Given task: State the number of lines below in which the word "orgánica" appears. Nothing else belongs in the answer.

Dataset excerpt:
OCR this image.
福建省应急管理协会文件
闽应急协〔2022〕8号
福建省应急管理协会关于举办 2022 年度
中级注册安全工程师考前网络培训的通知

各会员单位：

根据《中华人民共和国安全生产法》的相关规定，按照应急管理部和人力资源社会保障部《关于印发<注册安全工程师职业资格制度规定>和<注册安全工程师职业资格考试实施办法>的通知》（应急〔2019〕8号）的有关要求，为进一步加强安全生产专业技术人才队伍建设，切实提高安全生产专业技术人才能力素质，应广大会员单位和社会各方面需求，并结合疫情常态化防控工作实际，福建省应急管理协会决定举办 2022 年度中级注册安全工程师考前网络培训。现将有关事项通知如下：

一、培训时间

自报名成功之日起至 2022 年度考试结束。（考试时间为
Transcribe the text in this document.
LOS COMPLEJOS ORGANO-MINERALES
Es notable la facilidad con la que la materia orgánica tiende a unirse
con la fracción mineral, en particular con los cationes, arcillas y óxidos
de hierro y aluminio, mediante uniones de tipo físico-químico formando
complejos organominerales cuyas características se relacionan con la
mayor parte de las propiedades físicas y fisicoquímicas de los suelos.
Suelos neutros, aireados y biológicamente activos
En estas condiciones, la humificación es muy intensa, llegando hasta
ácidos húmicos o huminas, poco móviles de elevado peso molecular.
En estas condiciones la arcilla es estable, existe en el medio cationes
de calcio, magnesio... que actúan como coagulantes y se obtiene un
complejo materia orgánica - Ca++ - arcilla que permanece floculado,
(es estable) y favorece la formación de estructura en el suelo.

Expected output: 2